TASK GOAL: Produce an exact copy of all the records.

SUPPLIED RECORDS:
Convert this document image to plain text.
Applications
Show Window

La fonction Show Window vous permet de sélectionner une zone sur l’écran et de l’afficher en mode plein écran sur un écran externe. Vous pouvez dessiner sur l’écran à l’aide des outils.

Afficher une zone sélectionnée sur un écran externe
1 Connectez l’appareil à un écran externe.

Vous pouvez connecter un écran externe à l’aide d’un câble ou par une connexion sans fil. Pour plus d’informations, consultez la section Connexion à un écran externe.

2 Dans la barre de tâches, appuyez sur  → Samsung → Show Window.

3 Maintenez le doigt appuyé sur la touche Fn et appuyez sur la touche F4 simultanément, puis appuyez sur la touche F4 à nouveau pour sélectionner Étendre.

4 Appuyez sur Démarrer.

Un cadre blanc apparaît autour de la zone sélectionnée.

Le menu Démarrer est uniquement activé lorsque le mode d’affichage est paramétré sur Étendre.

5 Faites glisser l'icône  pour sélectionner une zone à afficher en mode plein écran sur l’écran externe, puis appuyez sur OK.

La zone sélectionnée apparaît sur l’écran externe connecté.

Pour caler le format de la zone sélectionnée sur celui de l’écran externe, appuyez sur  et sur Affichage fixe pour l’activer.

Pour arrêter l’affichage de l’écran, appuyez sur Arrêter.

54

SOLUTION TO THIS PROBLEM:
Convert this document image to plain text.
Applications
Show Window

La fonction Show Window vous permet de sélectionner une zone sur l’écran et de l’afficher en mode plein écran sur un écran externe. Vous pouvez dessiner sur l’écran à l’aide des outils.

Afficher une zone sélectionnée sur un écran externe
1 Connectez l’appareil à un écran externe.

Vous pouvez connecter un écran externe à l’aide d’un câble ou par une connexion sans fil. Pour plus d’informations, consultez la section Connexion à un écran externe.

2 Dans la barre de tâches, appuyez sur  → Samsung → Show Window.

3 Maintenez le doigt appuyé sur la touche Fn et appuyez sur la touche F4 simultanément, puis appuyez sur la touche F4 à nouveau pour sélectionner Étendre.

4 Appuyez sur Démarrer.

Un cadre blanc apparaît autour de la zone sélectionnée.

Le menu Démarrer est uniquement activé lorsque le mode d’affichage est paramétré sur Étendre.

5 Faites glisser l'icône  pour sélectionner une zone à afficher en mode plein écran sur l’écran externe, puis appuyez sur OK.

La zone sélectionnée apparaît sur l’écran externe connecté.

Pour caler le format de la zone sélectionnée sur celui de l’écran externe, appuyez sur  et sur Affichage fixe pour l’activer.

Pour arrêter l’affichage de l’écran, appuyez sur Arrêter.

54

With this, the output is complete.